_Required task_. Print the complete set of entries exactly.

(Figure record listings)
○ ○ ○ ○

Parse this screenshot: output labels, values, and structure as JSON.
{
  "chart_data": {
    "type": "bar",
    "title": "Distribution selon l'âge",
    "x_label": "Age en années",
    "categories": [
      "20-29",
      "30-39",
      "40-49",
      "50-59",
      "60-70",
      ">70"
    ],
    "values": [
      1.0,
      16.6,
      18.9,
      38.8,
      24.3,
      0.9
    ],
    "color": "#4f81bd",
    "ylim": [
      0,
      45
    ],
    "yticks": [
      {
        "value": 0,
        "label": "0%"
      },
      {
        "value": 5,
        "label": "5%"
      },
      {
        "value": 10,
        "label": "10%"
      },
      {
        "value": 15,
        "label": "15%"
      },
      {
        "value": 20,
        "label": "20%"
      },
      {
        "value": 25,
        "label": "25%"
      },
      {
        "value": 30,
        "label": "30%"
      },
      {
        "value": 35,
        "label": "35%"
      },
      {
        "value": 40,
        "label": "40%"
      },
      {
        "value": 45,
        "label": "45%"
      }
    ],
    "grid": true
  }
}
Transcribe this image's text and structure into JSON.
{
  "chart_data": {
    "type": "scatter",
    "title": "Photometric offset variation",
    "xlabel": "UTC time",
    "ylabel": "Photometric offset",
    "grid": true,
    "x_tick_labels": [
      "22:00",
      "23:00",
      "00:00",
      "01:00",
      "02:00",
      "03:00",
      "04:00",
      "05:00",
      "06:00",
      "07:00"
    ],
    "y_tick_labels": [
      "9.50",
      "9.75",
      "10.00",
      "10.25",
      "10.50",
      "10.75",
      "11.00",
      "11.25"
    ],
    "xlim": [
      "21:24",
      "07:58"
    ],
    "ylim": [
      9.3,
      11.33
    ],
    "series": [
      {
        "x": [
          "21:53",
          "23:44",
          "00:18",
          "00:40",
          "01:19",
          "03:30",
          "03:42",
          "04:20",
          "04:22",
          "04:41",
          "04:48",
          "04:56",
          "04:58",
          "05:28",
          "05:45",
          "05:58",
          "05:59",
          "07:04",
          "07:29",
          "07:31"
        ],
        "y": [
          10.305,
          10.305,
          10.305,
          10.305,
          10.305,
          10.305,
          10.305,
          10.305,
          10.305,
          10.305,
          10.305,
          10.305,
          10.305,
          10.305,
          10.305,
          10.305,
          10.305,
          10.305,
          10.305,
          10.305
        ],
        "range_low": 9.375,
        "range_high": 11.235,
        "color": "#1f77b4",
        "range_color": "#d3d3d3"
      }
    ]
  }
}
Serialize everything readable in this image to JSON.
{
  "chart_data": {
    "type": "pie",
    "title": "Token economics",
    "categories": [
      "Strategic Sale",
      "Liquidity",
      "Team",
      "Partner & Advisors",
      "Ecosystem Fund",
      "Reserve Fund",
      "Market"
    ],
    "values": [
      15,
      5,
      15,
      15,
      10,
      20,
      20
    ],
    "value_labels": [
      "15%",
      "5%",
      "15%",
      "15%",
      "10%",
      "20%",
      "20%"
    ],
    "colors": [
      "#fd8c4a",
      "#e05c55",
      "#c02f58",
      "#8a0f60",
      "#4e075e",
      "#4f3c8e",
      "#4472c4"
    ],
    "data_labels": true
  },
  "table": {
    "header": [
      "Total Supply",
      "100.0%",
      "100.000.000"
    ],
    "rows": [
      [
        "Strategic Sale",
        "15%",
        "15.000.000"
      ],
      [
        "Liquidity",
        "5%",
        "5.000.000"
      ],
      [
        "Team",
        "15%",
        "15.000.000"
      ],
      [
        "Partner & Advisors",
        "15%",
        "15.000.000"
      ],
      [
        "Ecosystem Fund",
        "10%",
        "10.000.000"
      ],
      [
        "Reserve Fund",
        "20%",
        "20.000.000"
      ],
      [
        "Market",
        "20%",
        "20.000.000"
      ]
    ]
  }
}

○ ○ ○ ○

_Answer to this exercise_.
Parse this screenshot: output labels, values, and structure as JSON.
{
  "chart_data": {
    "type": "bar",
    "title": "Distribution selon l'âge",
    "x_label": "Age en années",
    "categories": [
      "20-29",
      "30-39",
      "40-49",
      "50-59",
      "60-70",
      ">70"
    ],
    "values": [
      1.0,
      16.6,
      18.9,
      38.8,
      24.3,
      0.9
    ],
    "color": "#4f81bd",
    "ylim": [
      0,
      45
    ],
    "yticks": [
      {
        "value": 0,
        "label": "0%"
      },
      {
        "value": 5,
        "label": "5%"
      },
      {
        "value": 10,
        "label": "10%"
      },
      {
        "value": 15,
        "label": "15%"
      },
      {
        "value": 20,
        "label": "20%"
      },
      {
        "value": 25,
        "label": "25%"
      },
      {
        "value": 30,
        "label": "30%"
      },
      {
        "value": 35,
        "label": "35%"
      },
      {
        "value": 40,
        "label": "40%"
      },
      {
        "value": 45,
        "label": "45%"
      }
    ],
    "grid": true
  }
}
Transcribe this image's text and structure into JSON.
{
  "chart_data": {
    "type": "scatter",
    "title": "Photometric offset variation",
    "xlabel": "UTC time",
    "ylabel": "Photometric offset",
    "grid": true,
    "x_tick_labels": [
      "22:00",
      "23:00",
      "00:00",
      "01:00",
      "02:00",
      "03:00",
      "04:00",
      "05:00",
      "06:00",
      "07:00"
    ],
    "y_tick_labels": [
      "9.50",
      "9.75",
      "10.00",
      "10.25",
      "10.50",
      "10.75",
      "11.00",
      "11.25"
    ],
    "xlim": [
      "21:24",
      "07:58"
    ],
    "ylim": [
      9.3,
      11.33
    ],
    "series": [
      {
        "x": [
          "21:53",
          "23:44",
          "00:18",
          "00:40",
          "01:19",
          "03:30",
          "03:42",
          "04:20",
          "04:22",
          "04:41",
          "04:48",
          "04:56",
          "04:58",
          "05:28",
          "05:45",
          "05:58",
          "05:59",
          "07:04",
          "07:29",
          "07:31"
        ],
        "y": [
          10.305,
          10.305,
          10.305,
          10.305,
          10.305,
          10.305,
          10.305,
          10.305,
          10.305,
          10.305,
          10.305,
          10.305,
          10.305,
          10.305,
          10.305,
          10.305,
          10.305,
          10.305,
          10.305,
          10.305
        ],
        "range_low": 9.375,
        "range_high": 11.235,
        "color": "#1f77b4",
        "range_color": "#d3d3d3"
      }
    ]
  }
}
Serialize everything readable in this image to JSON.
{
  "chart_data": {
    "type": "pie",
    "title": "Token economics",
    "categories": [
      "Strategic Sale",
      "Liquidity",
      "Team",
      "Partner & Advisors",
      "Ecosystem Fund",
      "Reserve Fund",
      "Market"
    ],
    "values": [
      15,
      5,
      15,
      15,
      10,
      20,
      20
    ],
    "value_labels": [
      "15%",
      "5%",
      "15%",
      "15%",
      "10%",
      "20%",
      "20%"
    ],
    "colors": [
      "#fd8c4a",
      "#e05c55",
      "#c02f58",
      "#8a0f60",
      "#4e075e",
      "#4f3c8e",
      "#4472c4"
    ],
    "data_labels": true
  },
  "table": {
    "header": [
      "Total Supply",
      "100.0%",
      "100.000.000"
    ],
    "rows": [
      [
        "Strategic Sale",
        "15%",
        "15.000.000"
      ],
      [
        "Liquidity",
        "5%",
        "5.000.000"
      ],
      [
        "Team",
        "15%",
        "15.000.000"
      ],
      [
        "Partner & Advisors",
        "15%",
        "15.000.000"
      ],
      [
        "Ecosystem Fund",
        "10%",
        "10.000.000"
      ],
      [
        "Reserve Fund",
        "20%",
        "20.000.000"
      ],
      [
        "Market",
        "20%",
        "20.000.000"
      ]
    ]
  }
}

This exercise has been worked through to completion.